The answer is one number: how many lines in the data below hold "seton".

#### [Dataset records]
○ ○ ○ ○

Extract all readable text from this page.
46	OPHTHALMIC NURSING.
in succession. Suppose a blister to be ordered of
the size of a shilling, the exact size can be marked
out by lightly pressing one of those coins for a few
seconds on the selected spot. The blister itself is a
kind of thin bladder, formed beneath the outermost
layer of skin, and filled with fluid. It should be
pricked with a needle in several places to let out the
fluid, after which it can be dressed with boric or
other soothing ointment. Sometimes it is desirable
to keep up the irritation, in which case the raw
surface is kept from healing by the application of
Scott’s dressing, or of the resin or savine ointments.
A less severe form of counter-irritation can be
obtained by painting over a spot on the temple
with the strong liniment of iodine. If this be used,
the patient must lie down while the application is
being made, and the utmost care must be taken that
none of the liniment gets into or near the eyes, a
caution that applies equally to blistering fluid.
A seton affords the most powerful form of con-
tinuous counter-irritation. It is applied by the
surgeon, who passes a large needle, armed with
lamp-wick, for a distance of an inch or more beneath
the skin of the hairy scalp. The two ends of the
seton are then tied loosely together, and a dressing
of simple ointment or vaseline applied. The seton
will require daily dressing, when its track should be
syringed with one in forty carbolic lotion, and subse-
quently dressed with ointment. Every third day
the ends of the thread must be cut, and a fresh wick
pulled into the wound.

○ ○ ○ ○

#### [Right answer]
3